==== Exercise input

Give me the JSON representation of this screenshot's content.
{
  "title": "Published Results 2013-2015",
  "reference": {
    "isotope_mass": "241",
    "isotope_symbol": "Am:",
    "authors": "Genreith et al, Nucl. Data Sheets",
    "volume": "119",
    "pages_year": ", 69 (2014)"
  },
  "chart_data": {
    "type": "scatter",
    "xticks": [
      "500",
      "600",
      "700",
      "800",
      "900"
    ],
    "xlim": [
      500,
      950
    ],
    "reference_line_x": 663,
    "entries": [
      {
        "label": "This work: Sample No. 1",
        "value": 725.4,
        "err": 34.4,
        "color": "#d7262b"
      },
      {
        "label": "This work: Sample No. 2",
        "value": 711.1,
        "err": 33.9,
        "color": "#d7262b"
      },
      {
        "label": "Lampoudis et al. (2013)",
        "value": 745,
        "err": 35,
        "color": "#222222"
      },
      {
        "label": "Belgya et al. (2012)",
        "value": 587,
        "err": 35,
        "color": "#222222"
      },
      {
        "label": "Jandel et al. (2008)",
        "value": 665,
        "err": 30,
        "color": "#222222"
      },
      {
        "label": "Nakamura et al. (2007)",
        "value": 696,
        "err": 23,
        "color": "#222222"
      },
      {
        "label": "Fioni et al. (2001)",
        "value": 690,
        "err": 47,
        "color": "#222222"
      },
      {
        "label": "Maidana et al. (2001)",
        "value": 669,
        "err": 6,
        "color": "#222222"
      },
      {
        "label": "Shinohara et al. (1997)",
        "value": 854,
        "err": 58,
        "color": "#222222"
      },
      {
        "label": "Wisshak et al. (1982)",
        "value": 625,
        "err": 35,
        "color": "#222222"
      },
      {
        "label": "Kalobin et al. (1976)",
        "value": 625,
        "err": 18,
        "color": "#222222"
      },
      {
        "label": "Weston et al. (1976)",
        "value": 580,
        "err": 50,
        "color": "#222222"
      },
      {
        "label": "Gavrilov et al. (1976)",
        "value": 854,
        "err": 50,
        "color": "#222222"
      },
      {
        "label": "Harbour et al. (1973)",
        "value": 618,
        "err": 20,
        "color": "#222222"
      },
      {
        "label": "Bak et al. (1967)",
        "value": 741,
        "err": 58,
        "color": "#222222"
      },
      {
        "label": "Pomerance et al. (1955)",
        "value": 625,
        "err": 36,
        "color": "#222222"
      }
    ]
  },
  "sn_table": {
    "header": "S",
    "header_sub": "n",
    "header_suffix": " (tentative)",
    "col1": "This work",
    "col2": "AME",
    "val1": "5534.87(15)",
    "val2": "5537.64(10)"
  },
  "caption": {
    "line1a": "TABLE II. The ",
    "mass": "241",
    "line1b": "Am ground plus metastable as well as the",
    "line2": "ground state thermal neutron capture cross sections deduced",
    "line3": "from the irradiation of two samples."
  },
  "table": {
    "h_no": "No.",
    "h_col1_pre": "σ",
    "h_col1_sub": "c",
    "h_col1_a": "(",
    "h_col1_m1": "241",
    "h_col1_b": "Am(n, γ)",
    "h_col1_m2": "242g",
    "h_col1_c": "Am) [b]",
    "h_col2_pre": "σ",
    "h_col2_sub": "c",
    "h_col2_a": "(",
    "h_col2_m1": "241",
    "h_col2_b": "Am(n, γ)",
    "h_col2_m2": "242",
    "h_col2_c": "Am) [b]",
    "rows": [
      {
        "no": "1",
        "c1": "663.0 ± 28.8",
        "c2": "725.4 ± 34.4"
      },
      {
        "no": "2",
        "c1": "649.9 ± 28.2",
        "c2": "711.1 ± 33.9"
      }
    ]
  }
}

========

§ **Given exercise**: Copy out the full listing exactly.

§ **Final answer**:
Give me the JSON representation of this screenshot's content.
{
  "title": "Published Results 2013-2015",
  "reference": {
    "isotope_mass": "241",
    "isotope_symbol": "Am:",
    "authors": "Genreith et al, Nucl. Data Sheets",
    "volume": "119",
    "pages_year": ", 69 (2014)"
  },
  "chart_data": {
    "type": "scatter",
    "xticks": [
      "500",
      "600",
      "700",
      "800",
      "900"
    ],
    "xlim": [
      500,
      950
    ],
    "reference_line_x": 663,
    "entries": [
      {
        "label": "This work: Sample No. 1",
        "value": 725.4,
        "err": 34.4,
        "color": "#d7262b"
      },
      {
        "label": "This work: Sample No. 2",
        "value": 711.1,
        "err": 33.9,
        "color": "#d7262b"
      },
      {
        "label": "Lampoudis et al. (2013)",
        "value": 745,
        "err": 35,
        "color": "#222222"
      },
      {
        "label": "Belgya et al. (2012)",
        "value": 587,
        "err": 35,
        "color": "#222222"
      },
      {
        "label": "Jandel et al. (2008)",
        "value": 665,
        "err": 30,
        "color": "#222222"
      },
      {
        "label": "Nakamura et al. (2007)",
        "value": 696,
        "err": 23,
        "color": "#222222"
      },
      {
        "label": "Fioni et al. (2001)",
        "value": 690,
        "err": 47,
        "color": "#222222"
      },
      {
        "label": "Maidana et al. (2001)",
        "value": 669,
        "err": 6,
        "color": "#222222"
      },
      {
        "label": "Shinohara et al. (1997)",
        "value": 854,
        "err": 58,
        "color": "#222222"
      },
      {
        "label": "Wisshak et al. (1982)",
        "value": 625,
        "err": 35,
        "color": "#222222"
      },
      {
        "label": "Kalobin et al. (1976)",
        "value": 625,
        "err": 18,
        "color": "#222222"
      },
      {
        "label": "Weston et al. (1976)",
        "value": 580,
        "err": 50,
        "color": "#222222"
      },
      {
        "label": "Gavrilov et al. (1976)",
        "value": 854,
        "err": 50,
        "color": "#222222"
      },
      {
        "label": "Harbour et al. (1973)",
        "value": 618,
        "err": 20,
        "color": "#222222"
      },
      {
        "label": "Bak et al. (1967)",
        "value": 741,
        "err": 58,
        "color": "#222222"
      },
      {
        "label": "Pomerance et al. (1955)",
        "value": 625,
        "err": 36,
        "color": "#222222"
      }
    ]
  },
  "sn_table": {
    "header": "S",
    "header_sub": "n",
    "header_suffix": " (tentative)",
    "col1": "This work",
    "col2": "AME",
    "val1": "5534.87(15)",
    "val2": "5537.64(10)"
  },
  "caption": {
    "line1a": "TABLE II. The ",
    "mass": "241",
    "line1b": "Am ground plus metastable as well as the",
    "line2": "ground state thermal neutron capture cross sections deduced",
    "line3": "from the irradiation of two samples."
  },
  "table": {
    "h_no": "No.",
    "h_col1_pre": "σ",
    "h_col1_sub": "c",
    "h_col1_a": "(",
    "h_col1_m1": "241",
    "h_col1_b": "Am(n, γ)",
    "h_col1_m2": "242g",
    "h_col1_c": "Am) [b]",
    "h_col2_pre": "σ",
    "h_col2_sub": "c",
    "h_col2_a": "(",
    "h_col2_m1": "241",
    "h_col2_b": "Am(n, γ)",
    "h_col2_m2": "242",
    "h_col2_c": "Am) [b]",
    "rows": [
      {
        "no": "1",
        "c1": "663.0 ± 28.8",
        "c2": "725.4 ± 34.4"
      },
      {
        "no": "2",
        "c1": "649.9 ± 28.2",
        "c2": "711.1 ± 33.9"
      }
    ]
  }
}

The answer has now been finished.